— start of SUPPLIED INFORMATION —

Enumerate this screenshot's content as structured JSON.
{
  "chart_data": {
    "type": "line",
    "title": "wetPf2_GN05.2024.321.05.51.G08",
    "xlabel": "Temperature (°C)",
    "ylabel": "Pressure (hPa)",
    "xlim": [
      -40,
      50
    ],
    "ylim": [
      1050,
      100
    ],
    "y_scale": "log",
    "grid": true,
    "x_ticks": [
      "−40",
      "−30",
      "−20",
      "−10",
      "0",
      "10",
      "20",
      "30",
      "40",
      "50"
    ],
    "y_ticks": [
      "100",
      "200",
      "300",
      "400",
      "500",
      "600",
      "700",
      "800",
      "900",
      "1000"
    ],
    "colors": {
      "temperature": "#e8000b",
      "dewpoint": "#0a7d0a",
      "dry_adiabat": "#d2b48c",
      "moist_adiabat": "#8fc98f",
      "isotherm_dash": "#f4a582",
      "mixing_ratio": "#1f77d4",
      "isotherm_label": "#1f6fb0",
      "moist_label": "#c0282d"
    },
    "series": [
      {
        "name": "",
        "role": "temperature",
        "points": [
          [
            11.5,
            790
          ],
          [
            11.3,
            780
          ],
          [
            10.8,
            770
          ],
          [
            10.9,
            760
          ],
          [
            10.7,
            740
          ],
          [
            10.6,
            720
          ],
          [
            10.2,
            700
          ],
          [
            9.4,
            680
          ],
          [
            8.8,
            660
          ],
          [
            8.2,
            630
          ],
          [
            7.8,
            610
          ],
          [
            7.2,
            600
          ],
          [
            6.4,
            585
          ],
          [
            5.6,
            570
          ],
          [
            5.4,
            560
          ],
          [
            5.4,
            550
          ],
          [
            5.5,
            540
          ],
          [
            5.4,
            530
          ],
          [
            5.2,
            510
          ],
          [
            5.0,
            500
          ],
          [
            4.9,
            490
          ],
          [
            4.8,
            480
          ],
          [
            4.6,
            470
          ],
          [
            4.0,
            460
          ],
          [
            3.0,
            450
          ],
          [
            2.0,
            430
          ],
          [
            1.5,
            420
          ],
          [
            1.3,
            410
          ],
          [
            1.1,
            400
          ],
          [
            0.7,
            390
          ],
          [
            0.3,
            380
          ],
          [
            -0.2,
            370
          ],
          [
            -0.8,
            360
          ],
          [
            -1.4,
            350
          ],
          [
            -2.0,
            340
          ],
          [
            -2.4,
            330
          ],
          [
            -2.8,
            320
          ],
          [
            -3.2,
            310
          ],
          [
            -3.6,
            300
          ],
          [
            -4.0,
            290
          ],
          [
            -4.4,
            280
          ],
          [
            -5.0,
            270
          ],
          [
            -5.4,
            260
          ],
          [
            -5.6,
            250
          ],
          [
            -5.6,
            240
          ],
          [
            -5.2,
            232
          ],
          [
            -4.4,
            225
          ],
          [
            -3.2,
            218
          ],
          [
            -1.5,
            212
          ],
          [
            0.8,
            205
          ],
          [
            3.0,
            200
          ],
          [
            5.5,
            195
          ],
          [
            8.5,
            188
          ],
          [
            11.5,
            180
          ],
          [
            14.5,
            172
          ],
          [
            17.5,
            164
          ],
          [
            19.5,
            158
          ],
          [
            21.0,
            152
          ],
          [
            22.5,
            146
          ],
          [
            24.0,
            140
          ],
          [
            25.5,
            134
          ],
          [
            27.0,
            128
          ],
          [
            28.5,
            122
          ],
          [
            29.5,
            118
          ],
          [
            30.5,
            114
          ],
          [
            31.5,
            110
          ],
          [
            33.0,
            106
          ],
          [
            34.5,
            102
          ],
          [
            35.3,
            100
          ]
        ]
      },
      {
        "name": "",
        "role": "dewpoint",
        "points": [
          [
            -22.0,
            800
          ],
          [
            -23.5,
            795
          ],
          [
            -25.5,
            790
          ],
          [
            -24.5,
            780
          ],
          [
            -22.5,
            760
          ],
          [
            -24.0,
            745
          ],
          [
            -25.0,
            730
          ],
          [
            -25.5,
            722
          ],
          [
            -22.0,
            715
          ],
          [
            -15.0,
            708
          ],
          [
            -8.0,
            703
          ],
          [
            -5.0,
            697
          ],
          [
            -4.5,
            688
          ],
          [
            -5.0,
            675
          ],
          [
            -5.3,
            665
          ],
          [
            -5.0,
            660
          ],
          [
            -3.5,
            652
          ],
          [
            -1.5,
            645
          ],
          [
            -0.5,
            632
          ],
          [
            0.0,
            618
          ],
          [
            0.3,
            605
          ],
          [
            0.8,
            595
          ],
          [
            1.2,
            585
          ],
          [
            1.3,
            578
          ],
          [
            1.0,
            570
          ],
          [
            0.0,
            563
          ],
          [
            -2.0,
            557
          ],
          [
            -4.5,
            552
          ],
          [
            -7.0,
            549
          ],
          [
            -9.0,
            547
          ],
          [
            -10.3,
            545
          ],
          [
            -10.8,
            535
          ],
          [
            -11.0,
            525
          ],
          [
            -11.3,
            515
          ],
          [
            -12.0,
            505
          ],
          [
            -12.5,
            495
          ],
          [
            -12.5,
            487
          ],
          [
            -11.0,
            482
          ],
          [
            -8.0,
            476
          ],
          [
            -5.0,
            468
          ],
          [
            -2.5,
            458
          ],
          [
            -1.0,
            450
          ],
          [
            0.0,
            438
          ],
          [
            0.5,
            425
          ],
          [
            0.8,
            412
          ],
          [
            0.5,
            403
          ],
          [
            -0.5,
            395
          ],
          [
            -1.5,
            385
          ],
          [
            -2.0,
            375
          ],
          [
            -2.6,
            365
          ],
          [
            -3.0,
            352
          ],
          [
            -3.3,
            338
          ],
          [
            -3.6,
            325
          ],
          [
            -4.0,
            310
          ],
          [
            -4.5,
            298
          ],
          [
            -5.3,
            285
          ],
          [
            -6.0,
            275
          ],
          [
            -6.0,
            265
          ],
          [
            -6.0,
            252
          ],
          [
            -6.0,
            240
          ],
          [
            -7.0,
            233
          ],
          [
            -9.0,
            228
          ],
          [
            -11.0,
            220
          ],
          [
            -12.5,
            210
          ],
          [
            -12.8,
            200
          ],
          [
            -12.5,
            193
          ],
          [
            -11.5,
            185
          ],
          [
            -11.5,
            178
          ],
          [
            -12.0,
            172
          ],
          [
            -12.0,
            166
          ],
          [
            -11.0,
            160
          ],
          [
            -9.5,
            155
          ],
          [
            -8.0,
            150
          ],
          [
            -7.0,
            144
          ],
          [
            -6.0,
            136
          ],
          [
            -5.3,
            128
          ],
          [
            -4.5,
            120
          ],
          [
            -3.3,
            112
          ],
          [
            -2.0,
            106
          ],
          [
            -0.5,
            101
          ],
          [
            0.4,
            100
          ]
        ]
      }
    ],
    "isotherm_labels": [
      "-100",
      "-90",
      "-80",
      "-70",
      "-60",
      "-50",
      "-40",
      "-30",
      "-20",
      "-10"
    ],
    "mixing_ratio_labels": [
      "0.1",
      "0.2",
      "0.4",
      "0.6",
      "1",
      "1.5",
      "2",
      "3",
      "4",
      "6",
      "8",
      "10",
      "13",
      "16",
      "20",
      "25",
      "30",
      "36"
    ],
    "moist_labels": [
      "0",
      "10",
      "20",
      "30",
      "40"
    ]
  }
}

— end of SUPPLIED INFORMATION —

_PROBLEM DESCRIPTION:_
Every entry needs to be retyped exactly.

_SOLUTION TO THE PROBLEM:_
Enumerate this screenshot's content as structured JSON.
{
  "chart_data": {
    "type": "line",
    "title": "wetPf2_GN05.2024.321.05.51.G08",
    "xlabel": "Temperature (°C)",
    "ylabel": "Pressure (hPa)",
    "xlim": [
      -40,
      50
    ],
    "ylim": [
      1050,
      100
    ],
    "y_scale": "log",
    "grid": true,
    "x_ticks": [
      "−40",
      "−30",
      "−20",
      "−10",
      "0",
      "10",
      "20",
      "30",
      "40",
      "50"
    ],
    "y_ticks": [
      "100",
      "200",
      "300",
      "400",
      "500",
      "600",
      "700",
      "800",
      "900",
      "1000"
    ],
    "colors": {
      "temperature": "#e8000b",
      "dewpoint": "#0a7d0a",
      "dry_adiabat": "#d2b48c",
      "moist_adiabat": "#8fc98f",
      "isotherm_dash": "#f4a582",
      "mixing_ratio": "#1f77d4",
      "isotherm_label": "#1f6fb0",
      "moist_label": "#c0282d"
    },
    "series": [
      {
        "name": "",
        "role": "temperature",
        "points": [
          [
            11.5,
            790
          ],
          [
            11.3,
            780
          ],
          [
            10.8,
            770
          ],
          [
            10.9,
            760
          ],
          [
            10.7,
            740
          ],
          [
            10.6,
            720
          ],
          [
            10.2,
            700
          ],
          [
            9.4,
            680
          ],
          [
            8.8,
            660
          ],
          [
            8.2,
            630
          ],
          [
            7.8,
            610
          ],
          [
            7.2,
            600
          ],
          [
            6.4,
            585
          ],
          [
            5.6,
            570
          ],
          [
            5.4,
            560
          ],
          [
            5.4,
            550
          ],
          [
            5.5,
            540
          ],
          [
            5.4,
            530
          ],
          [
            5.2,
            510
          ],
          [
            5.0,
            500
          ],
          [
            4.9,
            490
          ],
          [
            4.8,
            480
          ],
          [
            4.6,
            470
          ],
          [
            4.0,
            460
          ],
          [
            3.0,
            450
          ],
          [
            2.0,
            430
          ],
          [
            1.5,
            420
          ],
          [
            1.3,
            410
          ],
          [
            1.1,
            400
          ],
          [
            0.7,
            390
          ],
          [
            0.3,
            380
          ],
          [
            -0.2,
            370
          ],
          [
            -0.8,
            360
          ],
          [
            -1.4,
            350
          ],
          [
            -2.0,
            340
          ],
          [
            -2.4,
            330
          ],
          [
            -2.8,
            320
          ],
          [
            -3.2,
            310
          ],
          [
            -3.6,
            300
          ],
          [
            -4.0,
            290
          ],
          [
            -4.4,
            280
          ],
          [
            -5.0,
            270
          ],
          [
            -5.4,
            260
          ],
          [
            -5.6,
            250
          ],
          [
            -5.6,
            240
          ],
          [
            -5.2,
            232
          ],
          [
            -4.4,
            225
          ],
          [
            -3.2,
            218
          ],
          [
            -1.5,
            212
          ],
          [
            0.8,
            205
          ],
          [
            3.0,
            200
          ],
          [
            5.5,
            195
          ],
          [
            8.5,
            188
          ],
          [
            11.5,
            180
          ],
          [
            14.5,
            172
          ],
          [
            17.5,
            164
          ],
          [
            19.5,
            158
          ],
          [
            21.0,
            152
          ],
          [
            22.5,
            146
          ],
          [
            24.0,
            140
          ],
          [
            25.5,
            134
          ],
          [
            27.0,
            128
          ],
          [
            28.5,
            122
          ],
          [
            29.5,
            118
          ],
          [
            30.5,
            114
          ],
          [
            31.5,
            110
          ],
          [
            33.0,
            106
          ],
          [
            34.5,
            102
          ],
          [
            35.3,
            100
          ]
        ]
      },
      {
        "name": "",
        "role": "dewpoint",
        "points": [
          [
            -22.0,
            800
          ],
          [
            -23.5,
            795
          ],
          [
            -25.5,
            790
          ],
          [
            -24.5,
            780
          ],
          [
            -22.5,
            760
          ],
          [
            -24.0,
            745
          ],
          [
            -25.0,
            730
          ],
          [
            -25.5,
            722
          ],
          [
            -22.0,
            715
          ],
          [
            -15.0,
            708
          ],
          [
            -8.0,
            703
          ],
          [
            -5.0,
            697
          ],
          [
            -4.5,
            688
          ],
          [
            -5.0,
            675
          ],
          [
            -5.3,
            665
          ],
          [
            -5.0,
            660
          ],
          [
            -3.5,
            652
          ],
          [
            -1.5,
            645
          ],
          [
            -0.5,
            632
          ],
          [
            0.0,
            618
          ],
          [
            0.3,
            605
          ],
          [
            0.8,
            595
          ],
          [
            1.2,
            585
          ],
          [
            1.3,
            578
          ],
          [
            1.0,
            570
          ],
          [
            0.0,
            563
          ],
          [
            -2.0,
            557
          ],
          [
            -4.5,
            552
          ],
          [
            -7.0,
            549
          ],
          [
            -9.0,
            547
          ],
          [
            -10.3,
            545
          ],
          [
            -10.8,
            535
          ],
          [
            -11.0,
            525
          ],
          [
            -11.3,
            515
          ],
          [
            -12.0,
            505
          ],
          [
            -12.5,
            495
          ],
          [
            -12.5,
            487
          ],
          [
            -11.0,
            482
          ],
          [
            -8.0,
            476
          ],
          [
            -5.0,
            468
          ],
          [
            -2.5,
            458
          ],
          [
            -1.0,
            450
          ],
          [
            0.0,
            438
          ],
          [
            0.5,
            425
          ],
          [
            0.8,
            412
          ],
          [
            0.5,
            403
          ],
          [
            -0.5,
            395
          ],
          [
            -1.5,
            385
          ],
          [
            -2.0,
            375
          ],
          [
            -2.6,
            365
          ],
          [
            -3.0,
            352
          ],
          [
            -3.3,
            338
          ],
          [
            -3.6,
            325
          ],
          [
            -4.0,
            310
          ],
          [
            -4.5,
            298
          ],
          [
            -5.3,
            285
          ],
          [
            -6.0,
            275
          ],
          [
            -6.0,
            265
          ],
          [
            -6.0,
            252
          ],
          [
            -6.0,
            240
          ],
          [
            -7.0,
            233
          ],
          [
            -9.0,
            228
          ],
          [
            -11.0,
            220
          ],
          [
            -12.5,
            210
          ],
          [
            -12.8,
            200
          ],
          [
            -12.5,
            193
          ],
          [
            -11.5,
            185
          ],
          [
            -11.5,
            178
          ],
          [
            -12.0,
            172
          ],
          [
            -12.0,
            166
          ],
          [
            -11.0,
            160
          ],
          [
            -9.5,
            155
          ],
          [
            -8.0,
            150
          ],
          [
            -7.0,
            144
          ],
          [
            -6.0,
            136
          ],
          [
            -5.3,
            128
          ],
          [
            -4.5,
            120
          ],
          [
            -3.3,
            112
          ],
          [
            -2.0,
            106
          ],
          [
            -0.5,
            101
          ],
          [
            0.4,
            100
          ]
        ]
      }
    ],
    "isotherm_labels": [
      "-100",
      "-90",
      "-80",
      "-70",
      "-60",
      "-50",
      "-40",
      "-30",
      "-20",
      "-10"
    ],
    "mixing_ratio_labels": [
      "0.1",
      "0.2",
      "0.4",
      "0.6",
      "1",
      "1.5",
      "2",
      "3",
      "4",
      "6",
      "8",
      "10",
      "13",
      "16",
      "20",
      "25",
      "30",
      "36"
    ],
    "moist_labels": [
      "0",
      "10",
      "20",
      "30",
      "40"
    ]
  }
}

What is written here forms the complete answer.